What is required:
Go through the records and extract every line with the word "Mail".

:::

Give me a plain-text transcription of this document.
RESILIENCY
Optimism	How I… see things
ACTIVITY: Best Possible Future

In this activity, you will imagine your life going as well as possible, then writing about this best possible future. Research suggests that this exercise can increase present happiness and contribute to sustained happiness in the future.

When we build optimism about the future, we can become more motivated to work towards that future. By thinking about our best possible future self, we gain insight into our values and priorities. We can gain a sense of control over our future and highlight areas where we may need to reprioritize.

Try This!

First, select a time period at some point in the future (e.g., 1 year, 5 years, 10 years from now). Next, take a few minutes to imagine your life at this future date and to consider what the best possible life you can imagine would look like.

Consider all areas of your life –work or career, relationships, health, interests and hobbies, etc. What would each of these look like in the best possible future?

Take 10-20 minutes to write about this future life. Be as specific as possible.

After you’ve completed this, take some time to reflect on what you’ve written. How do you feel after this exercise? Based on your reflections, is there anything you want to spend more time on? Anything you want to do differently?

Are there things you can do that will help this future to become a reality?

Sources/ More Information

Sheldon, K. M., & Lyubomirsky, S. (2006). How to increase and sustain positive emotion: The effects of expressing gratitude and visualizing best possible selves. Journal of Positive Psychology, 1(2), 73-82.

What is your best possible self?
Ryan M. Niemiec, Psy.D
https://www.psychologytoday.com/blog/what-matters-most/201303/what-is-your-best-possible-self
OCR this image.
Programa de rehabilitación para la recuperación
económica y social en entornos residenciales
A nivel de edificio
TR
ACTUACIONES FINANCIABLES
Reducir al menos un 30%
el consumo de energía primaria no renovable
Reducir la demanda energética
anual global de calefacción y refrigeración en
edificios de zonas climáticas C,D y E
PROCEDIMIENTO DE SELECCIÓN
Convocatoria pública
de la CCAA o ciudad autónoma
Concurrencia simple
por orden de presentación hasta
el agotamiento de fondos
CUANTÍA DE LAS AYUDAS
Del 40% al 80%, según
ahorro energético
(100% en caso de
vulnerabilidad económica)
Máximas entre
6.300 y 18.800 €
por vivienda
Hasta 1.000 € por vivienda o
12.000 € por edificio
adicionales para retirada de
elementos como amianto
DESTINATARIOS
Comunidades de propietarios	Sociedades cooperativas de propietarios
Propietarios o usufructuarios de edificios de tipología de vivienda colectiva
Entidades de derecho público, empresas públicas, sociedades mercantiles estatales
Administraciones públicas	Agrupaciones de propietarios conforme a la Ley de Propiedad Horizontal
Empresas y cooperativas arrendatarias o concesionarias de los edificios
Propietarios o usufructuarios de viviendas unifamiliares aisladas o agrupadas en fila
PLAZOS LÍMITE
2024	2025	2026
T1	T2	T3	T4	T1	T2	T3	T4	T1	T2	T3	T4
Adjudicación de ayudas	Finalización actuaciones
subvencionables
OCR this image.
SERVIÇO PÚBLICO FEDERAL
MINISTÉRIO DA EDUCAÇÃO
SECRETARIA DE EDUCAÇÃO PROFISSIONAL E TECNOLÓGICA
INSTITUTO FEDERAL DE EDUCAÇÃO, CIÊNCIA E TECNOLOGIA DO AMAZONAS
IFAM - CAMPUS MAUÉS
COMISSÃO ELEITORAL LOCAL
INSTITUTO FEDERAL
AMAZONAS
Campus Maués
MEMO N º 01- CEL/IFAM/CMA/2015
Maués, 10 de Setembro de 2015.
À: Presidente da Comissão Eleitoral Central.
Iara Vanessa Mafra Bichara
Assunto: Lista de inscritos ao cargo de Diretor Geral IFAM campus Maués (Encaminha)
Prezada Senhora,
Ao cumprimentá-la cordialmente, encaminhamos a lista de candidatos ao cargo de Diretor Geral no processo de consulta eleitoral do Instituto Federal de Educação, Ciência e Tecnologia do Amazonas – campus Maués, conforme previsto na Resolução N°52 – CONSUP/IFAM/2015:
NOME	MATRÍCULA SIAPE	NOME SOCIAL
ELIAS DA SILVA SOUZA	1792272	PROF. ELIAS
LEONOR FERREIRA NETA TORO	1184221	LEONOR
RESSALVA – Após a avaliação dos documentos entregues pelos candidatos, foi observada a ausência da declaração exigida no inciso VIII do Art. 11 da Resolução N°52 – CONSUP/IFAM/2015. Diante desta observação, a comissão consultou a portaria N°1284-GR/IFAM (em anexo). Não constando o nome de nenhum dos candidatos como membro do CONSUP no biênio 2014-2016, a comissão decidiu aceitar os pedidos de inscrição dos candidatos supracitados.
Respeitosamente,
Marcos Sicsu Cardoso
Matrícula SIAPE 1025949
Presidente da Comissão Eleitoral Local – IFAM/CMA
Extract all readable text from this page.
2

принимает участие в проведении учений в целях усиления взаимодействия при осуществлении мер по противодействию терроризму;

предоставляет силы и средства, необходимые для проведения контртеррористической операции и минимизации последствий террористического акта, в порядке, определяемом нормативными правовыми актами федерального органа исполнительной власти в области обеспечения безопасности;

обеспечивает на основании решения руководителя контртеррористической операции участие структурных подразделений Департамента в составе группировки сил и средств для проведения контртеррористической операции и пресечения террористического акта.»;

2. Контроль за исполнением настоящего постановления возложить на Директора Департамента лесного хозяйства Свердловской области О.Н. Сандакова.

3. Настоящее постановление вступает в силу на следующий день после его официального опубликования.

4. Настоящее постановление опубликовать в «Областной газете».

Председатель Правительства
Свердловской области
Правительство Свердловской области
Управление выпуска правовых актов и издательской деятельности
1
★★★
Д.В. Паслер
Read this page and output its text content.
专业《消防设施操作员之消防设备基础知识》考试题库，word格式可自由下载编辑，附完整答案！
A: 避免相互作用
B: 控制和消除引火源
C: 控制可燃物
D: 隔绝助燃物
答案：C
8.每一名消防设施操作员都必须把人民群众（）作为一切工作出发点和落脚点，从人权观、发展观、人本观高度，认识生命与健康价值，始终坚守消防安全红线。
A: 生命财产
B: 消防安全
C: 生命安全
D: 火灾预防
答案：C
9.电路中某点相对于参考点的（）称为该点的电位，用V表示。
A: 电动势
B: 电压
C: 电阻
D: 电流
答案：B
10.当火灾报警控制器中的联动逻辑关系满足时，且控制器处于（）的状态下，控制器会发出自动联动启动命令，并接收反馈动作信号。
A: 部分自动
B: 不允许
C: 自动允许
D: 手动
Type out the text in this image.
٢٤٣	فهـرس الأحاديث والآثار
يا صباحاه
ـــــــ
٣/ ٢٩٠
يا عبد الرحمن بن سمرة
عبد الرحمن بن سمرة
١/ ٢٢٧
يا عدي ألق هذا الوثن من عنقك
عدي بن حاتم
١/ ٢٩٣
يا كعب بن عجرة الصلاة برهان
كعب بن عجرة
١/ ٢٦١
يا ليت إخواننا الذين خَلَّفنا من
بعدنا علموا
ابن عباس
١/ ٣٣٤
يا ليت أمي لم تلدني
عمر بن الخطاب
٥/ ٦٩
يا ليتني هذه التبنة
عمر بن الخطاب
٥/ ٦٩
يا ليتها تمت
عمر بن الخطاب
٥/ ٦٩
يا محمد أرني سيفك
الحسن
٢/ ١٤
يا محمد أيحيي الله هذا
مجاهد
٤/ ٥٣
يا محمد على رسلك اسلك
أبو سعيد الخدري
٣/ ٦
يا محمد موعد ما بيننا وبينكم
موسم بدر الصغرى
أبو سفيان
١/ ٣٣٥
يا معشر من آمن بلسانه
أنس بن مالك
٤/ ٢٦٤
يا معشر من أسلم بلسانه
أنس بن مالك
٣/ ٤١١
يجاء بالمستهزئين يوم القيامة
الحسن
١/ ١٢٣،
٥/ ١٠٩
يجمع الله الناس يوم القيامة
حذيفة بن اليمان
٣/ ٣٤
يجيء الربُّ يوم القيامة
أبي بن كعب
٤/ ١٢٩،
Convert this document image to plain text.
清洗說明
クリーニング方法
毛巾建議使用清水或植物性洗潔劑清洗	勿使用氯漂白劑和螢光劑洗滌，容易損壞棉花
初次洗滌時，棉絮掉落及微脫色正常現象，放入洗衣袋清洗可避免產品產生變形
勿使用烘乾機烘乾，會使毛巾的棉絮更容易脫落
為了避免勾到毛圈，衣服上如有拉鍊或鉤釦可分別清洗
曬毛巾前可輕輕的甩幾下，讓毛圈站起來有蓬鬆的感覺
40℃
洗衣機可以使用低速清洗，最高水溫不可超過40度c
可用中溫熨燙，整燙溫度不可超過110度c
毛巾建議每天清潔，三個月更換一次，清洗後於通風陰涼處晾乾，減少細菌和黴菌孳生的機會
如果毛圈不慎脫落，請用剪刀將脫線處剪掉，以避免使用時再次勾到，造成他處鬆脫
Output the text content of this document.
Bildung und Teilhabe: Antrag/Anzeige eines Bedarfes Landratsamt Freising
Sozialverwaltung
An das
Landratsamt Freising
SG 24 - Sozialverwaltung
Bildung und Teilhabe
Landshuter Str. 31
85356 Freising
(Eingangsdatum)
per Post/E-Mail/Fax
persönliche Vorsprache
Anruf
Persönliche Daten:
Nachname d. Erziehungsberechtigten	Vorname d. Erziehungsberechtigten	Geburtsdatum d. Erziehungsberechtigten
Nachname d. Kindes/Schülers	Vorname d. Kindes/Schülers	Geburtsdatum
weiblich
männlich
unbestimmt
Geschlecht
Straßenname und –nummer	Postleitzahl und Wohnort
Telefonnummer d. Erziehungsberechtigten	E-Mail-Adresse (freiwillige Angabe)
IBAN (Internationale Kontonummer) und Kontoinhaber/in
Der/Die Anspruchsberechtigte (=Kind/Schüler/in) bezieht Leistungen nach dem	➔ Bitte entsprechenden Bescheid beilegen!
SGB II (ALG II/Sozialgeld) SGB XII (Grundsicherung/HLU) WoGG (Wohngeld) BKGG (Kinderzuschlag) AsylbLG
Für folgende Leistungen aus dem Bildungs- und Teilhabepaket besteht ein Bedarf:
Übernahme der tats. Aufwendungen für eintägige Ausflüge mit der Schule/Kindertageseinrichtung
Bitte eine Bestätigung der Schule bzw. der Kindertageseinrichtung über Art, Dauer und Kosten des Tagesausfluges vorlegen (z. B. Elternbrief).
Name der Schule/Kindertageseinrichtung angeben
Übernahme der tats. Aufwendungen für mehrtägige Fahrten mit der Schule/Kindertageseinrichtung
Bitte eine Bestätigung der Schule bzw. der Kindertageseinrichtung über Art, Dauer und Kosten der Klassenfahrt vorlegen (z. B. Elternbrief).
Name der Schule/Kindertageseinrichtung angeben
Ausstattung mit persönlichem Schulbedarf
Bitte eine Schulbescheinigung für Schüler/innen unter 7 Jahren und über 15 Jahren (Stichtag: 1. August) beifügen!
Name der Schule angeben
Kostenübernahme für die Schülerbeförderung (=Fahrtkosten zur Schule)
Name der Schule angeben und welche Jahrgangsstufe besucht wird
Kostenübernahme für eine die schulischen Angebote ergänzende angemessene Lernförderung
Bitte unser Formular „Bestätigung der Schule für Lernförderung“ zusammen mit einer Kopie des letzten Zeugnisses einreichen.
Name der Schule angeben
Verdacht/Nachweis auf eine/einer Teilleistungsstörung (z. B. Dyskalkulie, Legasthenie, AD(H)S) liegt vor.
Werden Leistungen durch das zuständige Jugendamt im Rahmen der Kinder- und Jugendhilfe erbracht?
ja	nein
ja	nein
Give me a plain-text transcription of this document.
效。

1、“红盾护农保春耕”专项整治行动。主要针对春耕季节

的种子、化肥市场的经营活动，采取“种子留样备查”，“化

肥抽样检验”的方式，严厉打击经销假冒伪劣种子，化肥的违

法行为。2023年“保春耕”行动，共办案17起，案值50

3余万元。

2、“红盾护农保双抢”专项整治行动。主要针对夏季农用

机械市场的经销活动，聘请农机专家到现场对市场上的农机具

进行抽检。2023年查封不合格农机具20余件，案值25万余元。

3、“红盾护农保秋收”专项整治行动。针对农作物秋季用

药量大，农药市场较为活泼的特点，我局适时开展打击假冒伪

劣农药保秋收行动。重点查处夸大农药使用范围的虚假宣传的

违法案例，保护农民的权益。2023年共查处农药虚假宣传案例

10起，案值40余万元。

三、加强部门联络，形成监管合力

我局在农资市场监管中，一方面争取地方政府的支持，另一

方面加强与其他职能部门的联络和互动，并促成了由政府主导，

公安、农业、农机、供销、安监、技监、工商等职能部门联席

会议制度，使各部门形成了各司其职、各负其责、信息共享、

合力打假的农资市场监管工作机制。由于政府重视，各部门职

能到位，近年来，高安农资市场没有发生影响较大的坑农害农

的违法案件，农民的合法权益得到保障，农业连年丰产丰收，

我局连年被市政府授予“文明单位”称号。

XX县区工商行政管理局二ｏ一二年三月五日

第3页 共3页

:::

Final answer:
per Post/E-Mail/Fax
Telefonnummer d. Erziehungsberechtigten	E-Mail-Adresse (freiwillige Angabe)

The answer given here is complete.